--- start Data to process ---

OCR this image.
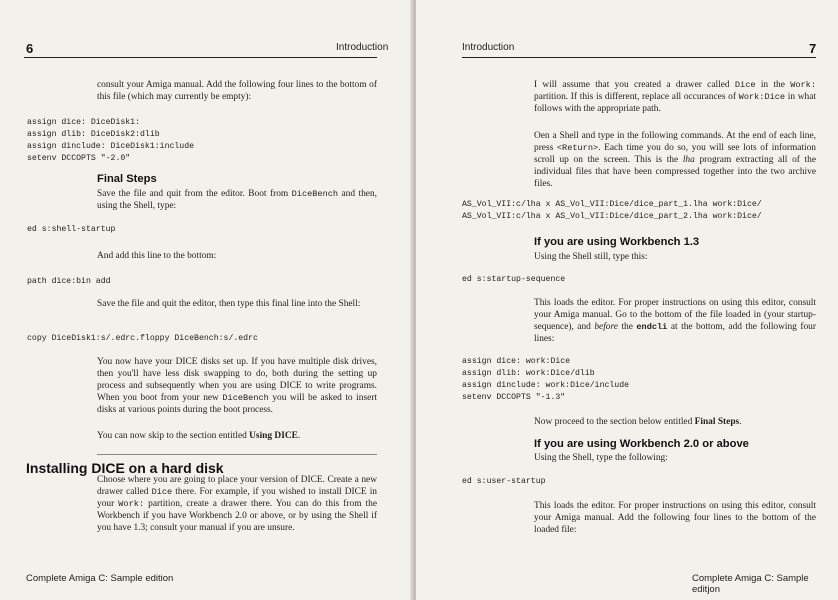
6	Introduction

consult your Amiga manual. Add the following four lines to the bottom of this file (which may currently be empty):

assign dice: DiceDisk1:
assign dlib: DiceDisk2:dlib
assign dinclude: DiceDisk1:include
setenv DCCOPTS "-2.0"
Final Steps

Save the file and quit from the editor. Boot from DiceBench and then, using the Shell, type:

ed s:shell-startup

And add this line to the bottom:

path dice:bin add

Save the file and quit the editor, then type this final line into the Shell:

copy DiceDisk1:s/.edrc.floppy DiceBench:s/.edrc

You now have your DICE disks set up. If you have multiple disk drives, then you'll have less disk swapping to do, both during the setting up process and subsequently when you are using DICE to write programs. When you boot from your new DiceBench you will be asked to insert disks at various points during the boot process.

You can now skip to the section entitled Using DICE.

Installing DICE on a hard disk

Choose where you are going to place your version of DICE. Create a new drawer called Dice there. For example, if you wished to install DICE in your Work: partition, create a drawer there. You can do this from the Workbench if you have Workbench 2.0 or above, or by using the Shell if you have 1.3; consult your manual if you are unsure.

Complete Amiga C: Sample edition
Introduction	7

I will assume that you created a drawer called Dice in the Work: partition. If this is different, replace all occurances of Work:Dice in what follows with the appropriate path.

Oen a Shell and type in the following commands. At the end of each line, press <Return>. Each time you do so, you will see lots of information scroll up on the screen. This is the lha program extracting all of the individual files that have been compressed together into the two archive files.

AS_Vol_VII:c/lha x AS_Vol_VII:Dice/dice_part_1.lha work:Dice/
AS_Vol_VII:c/lha x AS_Vol_VII:Dice/dice_part_2.lha work:Dice/
If you are using Workbench 1.3

Using the Shell still, type this:

ed s:startup-sequence

This loads the editor. For proper instructions on using this editor, consult your Amiga manual. Go to the bottom of the file loaded in (your startup-sequence), and before the endcli at the bottom, add the following four lines:

assign dice: work:Dice
assign dlib: work:Dice/dlib
assign dinclude: work:Dice/include
setenv DCCOPTS "-1.3"

Now proceed to the section below entitled Final Steps.

If you are using Workbench 2.0 or above

Using the Shell, type the following:

ed s:user-startup

This loads the editor. For proper instructions on using this editor, consult your Amiga manual. Add the following four lines to the bottom of the loaded file:

Complete Amiga C: Sample editjon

--- end Data to process ---

*Exercise task*: Strip the images and reproduce the remaining records precisely.

*Problem solution*:
OCR this image.
6	Introduction

consult your Amiga manual. Add the following four lines to the bottom of this file (which may currently be empty):

assign dice: DiceDisk1:
assign dlib: DiceDisk2:dlib
assign dinclude: DiceDisk1:include
setenv DCCOPTS "-2.0"
Final Steps

Save the file and quit from the editor. Boot from DiceBench and then, using the Shell, type:

ed s:shell-startup

And add this line to the bottom:

path dice:bin add

Save the file and quit the editor, then type this final line into the Shell:

copy DiceDisk1:s/.edrc.floppy DiceBench:s/.edrc

You now have your DICE disks set up. If you have multiple disk drives, then you'll have less disk swapping to do, both during the setting up process and subsequently when you are using DICE to write programs. When you boot from your new DiceBench you will be asked to insert disks at various points during the boot process.

You can now skip to the section entitled Using DICE.

Installing DICE on a hard disk

Choose where you are going to place your version of DICE. Create a new drawer called Dice there. For example, if you wished to install DICE in your Work: partition, create a drawer there. You can do this from the Workbench if you have Workbench 2.0 or above, or by using the Shell if you have 1.3; consult your manual if you are unsure.

Complete Amiga C: Sample edition
Introduction	7

I will assume that you created a drawer called Dice in the Work: partition. If this is different, replace all occurances of Work:Dice in what follows with the appropriate path.

Oen a Shell and type in the following commands. At the end of each line, press <Return>. Each time you do so, you will see lots of information scroll up on the screen. This is the lha program extracting all of the individual files that have been compressed together into the two archive files.

AS_Vol_VII:c/lha x AS_Vol_VII:Dice/dice_part_1.lha work:Dice/
AS_Vol_VII:c/lha x AS_Vol_VII:Dice/dice_part_2.lha work:Dice/
If you are using Workbench 1.3

Using the Shell still, type this:

ed s:startup-sequence

This loads the editor. For proper instructions on using this editor, consult your Amiga manual. Go to the bottom of the file loaded in (your startup-sequence), and before the endcli at the bottom, add the following four lines:

assign dice: work:Dice
assign dlib: work:Dice/dlib
assign dinclude: work:Dice/include
setenv DCCOPTS "-1.3"

Now proceed to the section below entitled Final Steps.

If you are using Workbench 2.0 or above

Using the Shell, type the following:

ed s:user-startup

This loads the editor. For proper instructions on using this editor, consult your Amiga manual. Add the following four lines to the bottom of the loaded file:

Complete Amiga C: Sample editjon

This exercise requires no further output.